» **Task details**
The response must contain every line from the records below that has "euroa".

Records contained in a dataset:
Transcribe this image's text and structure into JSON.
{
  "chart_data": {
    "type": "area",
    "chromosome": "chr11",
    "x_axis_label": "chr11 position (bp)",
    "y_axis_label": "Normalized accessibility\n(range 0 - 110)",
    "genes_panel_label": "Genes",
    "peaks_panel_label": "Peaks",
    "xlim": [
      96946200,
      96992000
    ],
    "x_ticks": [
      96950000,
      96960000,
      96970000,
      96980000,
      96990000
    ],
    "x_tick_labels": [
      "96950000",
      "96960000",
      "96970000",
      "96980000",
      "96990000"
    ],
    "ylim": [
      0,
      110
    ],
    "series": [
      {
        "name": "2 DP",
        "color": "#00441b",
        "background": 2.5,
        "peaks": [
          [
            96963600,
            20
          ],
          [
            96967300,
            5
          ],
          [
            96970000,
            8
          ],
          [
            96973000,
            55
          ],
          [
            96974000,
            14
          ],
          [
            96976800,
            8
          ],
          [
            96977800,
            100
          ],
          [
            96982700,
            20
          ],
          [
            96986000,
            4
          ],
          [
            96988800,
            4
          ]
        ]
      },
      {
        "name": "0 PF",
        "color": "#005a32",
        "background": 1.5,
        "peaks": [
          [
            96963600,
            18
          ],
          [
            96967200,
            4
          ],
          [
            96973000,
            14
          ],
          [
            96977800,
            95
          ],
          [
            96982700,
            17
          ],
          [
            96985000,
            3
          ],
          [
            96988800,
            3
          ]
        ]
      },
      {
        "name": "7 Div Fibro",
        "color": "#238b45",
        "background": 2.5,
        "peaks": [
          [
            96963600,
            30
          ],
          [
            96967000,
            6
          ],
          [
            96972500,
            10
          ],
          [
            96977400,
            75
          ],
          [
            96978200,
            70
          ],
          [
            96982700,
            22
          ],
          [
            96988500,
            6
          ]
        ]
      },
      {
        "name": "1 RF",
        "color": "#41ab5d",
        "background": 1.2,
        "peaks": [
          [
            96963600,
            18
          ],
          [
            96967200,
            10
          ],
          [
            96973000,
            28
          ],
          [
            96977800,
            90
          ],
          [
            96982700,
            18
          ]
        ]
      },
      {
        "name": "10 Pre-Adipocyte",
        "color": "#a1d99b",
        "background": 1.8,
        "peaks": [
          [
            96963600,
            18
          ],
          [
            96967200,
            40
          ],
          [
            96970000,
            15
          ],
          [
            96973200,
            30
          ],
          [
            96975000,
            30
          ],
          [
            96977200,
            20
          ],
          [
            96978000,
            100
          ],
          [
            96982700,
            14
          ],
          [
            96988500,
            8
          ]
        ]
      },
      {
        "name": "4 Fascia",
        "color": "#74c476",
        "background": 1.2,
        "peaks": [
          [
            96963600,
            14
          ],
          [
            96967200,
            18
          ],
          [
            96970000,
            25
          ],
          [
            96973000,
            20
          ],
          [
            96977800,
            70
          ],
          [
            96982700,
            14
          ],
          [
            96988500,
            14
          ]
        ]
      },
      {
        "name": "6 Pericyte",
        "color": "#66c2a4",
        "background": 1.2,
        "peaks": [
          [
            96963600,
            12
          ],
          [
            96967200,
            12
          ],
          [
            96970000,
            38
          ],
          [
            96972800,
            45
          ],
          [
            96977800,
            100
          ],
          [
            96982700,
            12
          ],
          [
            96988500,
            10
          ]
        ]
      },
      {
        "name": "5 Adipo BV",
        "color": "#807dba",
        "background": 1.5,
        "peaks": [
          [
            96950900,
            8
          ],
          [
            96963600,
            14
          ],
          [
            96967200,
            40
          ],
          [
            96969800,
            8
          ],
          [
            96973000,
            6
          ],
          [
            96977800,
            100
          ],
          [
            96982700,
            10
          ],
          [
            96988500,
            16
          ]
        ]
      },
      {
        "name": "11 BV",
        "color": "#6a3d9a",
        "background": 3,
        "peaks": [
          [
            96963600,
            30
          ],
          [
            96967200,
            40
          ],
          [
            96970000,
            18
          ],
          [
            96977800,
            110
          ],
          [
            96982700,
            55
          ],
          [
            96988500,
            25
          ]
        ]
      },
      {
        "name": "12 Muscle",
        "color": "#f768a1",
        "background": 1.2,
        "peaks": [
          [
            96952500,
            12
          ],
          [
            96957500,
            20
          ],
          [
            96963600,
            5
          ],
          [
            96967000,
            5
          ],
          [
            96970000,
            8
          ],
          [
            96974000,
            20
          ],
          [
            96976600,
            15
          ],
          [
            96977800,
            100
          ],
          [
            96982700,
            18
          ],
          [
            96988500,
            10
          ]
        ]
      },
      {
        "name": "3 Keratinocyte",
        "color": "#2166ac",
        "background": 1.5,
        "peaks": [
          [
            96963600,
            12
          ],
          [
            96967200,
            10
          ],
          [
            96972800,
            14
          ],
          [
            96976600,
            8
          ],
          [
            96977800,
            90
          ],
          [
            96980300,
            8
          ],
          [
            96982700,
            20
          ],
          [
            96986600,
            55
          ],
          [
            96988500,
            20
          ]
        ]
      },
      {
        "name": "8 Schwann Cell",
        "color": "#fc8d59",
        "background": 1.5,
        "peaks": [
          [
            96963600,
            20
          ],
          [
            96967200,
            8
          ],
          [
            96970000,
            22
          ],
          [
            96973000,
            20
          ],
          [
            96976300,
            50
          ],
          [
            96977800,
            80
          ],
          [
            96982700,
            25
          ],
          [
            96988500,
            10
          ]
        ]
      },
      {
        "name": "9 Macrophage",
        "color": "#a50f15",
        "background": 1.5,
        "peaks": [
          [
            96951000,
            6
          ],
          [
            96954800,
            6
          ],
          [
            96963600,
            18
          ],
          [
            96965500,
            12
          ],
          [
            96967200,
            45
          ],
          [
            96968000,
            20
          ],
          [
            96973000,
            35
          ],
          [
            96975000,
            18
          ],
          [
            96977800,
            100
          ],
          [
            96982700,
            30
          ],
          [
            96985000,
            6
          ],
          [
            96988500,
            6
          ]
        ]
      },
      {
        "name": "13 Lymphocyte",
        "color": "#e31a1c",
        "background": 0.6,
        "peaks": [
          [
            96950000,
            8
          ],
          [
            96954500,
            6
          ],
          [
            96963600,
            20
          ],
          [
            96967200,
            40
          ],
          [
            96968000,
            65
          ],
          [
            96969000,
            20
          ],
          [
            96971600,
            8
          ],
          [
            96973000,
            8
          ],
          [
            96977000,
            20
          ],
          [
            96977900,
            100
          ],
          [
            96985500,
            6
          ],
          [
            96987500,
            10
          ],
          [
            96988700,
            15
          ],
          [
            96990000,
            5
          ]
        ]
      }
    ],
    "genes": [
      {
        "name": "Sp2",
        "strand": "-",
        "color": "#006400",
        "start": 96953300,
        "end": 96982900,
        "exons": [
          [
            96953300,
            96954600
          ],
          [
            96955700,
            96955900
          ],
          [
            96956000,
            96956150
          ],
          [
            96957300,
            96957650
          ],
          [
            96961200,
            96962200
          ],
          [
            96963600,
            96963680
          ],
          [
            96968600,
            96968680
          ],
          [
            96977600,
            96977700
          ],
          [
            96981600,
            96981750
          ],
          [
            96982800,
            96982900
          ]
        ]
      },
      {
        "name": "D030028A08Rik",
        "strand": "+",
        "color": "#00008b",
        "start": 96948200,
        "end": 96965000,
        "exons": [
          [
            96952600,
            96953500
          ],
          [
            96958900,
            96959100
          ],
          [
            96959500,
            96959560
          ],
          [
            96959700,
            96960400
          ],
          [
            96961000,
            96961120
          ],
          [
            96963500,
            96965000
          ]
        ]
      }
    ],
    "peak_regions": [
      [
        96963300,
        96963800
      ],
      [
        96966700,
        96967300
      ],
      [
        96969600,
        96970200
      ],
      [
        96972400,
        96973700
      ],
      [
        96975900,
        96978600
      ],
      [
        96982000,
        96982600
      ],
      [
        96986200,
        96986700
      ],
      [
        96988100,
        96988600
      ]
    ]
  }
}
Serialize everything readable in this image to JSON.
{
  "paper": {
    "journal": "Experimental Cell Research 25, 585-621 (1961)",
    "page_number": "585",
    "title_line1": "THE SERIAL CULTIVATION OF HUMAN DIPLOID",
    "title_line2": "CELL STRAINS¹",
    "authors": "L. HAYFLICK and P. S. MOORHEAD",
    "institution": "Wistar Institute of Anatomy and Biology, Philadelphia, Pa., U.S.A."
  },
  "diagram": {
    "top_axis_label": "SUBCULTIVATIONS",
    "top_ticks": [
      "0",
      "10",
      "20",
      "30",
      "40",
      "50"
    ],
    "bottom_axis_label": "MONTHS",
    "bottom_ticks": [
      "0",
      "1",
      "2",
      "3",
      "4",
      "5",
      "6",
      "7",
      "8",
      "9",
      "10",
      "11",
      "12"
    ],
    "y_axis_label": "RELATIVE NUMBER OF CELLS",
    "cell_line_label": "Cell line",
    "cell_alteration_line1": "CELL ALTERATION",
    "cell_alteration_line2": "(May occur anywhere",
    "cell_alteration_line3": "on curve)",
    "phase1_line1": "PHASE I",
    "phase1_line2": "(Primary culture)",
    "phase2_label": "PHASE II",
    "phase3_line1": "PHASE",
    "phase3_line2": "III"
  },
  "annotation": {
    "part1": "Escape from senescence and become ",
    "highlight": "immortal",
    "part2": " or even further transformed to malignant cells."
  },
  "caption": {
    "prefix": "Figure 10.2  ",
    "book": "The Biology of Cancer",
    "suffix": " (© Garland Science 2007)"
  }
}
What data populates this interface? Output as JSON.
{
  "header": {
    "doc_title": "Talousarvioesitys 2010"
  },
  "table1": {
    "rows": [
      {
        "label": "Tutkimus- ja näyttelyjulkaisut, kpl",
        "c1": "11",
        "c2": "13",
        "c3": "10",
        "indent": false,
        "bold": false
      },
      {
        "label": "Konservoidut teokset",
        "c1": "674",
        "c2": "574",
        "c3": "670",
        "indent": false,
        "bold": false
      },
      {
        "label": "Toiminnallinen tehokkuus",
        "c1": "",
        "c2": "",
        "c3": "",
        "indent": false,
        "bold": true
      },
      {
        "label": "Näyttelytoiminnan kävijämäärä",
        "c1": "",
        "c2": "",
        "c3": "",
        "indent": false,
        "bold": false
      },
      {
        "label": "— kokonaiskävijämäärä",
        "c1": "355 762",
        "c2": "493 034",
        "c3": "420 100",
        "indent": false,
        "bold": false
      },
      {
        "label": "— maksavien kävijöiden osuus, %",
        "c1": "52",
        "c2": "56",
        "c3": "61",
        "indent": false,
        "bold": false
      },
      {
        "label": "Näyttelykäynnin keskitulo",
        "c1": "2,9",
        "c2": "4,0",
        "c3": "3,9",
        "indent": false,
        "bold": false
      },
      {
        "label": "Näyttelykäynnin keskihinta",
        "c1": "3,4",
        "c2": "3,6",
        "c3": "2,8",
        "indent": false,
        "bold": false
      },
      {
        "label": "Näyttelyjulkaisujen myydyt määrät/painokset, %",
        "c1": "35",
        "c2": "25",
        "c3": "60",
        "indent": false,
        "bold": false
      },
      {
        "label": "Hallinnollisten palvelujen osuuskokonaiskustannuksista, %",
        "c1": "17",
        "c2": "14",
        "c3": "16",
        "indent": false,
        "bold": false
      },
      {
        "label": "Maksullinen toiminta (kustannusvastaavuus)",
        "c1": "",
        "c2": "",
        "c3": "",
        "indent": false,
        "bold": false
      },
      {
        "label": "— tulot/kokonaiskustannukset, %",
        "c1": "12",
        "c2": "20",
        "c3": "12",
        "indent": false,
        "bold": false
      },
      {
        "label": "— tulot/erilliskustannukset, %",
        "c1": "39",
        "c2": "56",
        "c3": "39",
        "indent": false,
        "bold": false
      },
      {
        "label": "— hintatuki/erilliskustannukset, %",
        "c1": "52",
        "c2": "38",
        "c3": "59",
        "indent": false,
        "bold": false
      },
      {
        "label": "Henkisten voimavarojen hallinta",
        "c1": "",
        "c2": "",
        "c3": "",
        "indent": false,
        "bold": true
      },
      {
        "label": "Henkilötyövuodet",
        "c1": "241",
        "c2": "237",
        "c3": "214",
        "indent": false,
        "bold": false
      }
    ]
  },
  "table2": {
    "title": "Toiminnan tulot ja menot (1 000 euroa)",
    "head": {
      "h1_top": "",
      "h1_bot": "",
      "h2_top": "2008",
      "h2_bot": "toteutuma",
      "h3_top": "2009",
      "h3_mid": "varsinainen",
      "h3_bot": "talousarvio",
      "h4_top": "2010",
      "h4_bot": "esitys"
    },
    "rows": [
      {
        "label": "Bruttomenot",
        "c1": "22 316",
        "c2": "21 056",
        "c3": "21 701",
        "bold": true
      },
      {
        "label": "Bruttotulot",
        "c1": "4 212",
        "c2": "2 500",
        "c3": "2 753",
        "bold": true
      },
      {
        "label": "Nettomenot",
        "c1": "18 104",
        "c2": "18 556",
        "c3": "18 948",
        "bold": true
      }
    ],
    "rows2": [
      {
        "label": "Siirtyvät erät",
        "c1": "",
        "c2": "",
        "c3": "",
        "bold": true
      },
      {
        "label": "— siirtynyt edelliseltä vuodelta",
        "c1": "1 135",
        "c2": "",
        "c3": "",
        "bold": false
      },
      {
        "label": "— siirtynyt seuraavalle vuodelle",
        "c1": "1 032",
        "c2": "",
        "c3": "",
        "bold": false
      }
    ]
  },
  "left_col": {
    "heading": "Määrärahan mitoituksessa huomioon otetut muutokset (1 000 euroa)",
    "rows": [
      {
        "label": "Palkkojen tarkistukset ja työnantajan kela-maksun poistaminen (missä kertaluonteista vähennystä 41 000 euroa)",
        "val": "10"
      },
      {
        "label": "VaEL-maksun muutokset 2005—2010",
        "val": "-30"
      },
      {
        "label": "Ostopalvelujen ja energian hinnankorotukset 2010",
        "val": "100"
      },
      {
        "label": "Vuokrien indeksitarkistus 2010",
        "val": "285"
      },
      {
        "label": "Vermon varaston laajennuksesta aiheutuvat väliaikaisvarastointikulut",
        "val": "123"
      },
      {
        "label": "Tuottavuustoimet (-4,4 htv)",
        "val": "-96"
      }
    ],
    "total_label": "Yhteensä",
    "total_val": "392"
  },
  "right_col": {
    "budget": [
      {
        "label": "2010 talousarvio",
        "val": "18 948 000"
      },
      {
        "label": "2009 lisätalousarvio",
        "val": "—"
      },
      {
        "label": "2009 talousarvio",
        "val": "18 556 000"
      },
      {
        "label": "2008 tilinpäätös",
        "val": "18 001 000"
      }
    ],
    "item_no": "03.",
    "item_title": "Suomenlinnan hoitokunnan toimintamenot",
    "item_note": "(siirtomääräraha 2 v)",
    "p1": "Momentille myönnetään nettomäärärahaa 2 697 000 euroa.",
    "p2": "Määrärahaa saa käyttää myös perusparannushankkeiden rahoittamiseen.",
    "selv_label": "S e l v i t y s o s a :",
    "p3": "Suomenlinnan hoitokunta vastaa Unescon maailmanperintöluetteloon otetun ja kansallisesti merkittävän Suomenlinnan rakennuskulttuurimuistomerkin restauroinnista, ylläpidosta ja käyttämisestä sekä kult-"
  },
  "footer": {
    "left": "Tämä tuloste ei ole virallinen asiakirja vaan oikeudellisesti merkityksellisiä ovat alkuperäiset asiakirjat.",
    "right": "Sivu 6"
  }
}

» **Exercise solution**
    "title": "Toiminnan tulot ja menot (1 000 euroa)",
    "heading": "Määrärahan mitoituksessa huomioon otetut muutokset (1 000 euroa)",
        "label": "Palkkojen tarkistukset ja työnantajan kela-maksun poistaminen (missä kertaluonteista vähennystä 41 000 euroa)",
    "p1": "Momentille myönnetään nettomäärärahaa 2 697 000 euroa.",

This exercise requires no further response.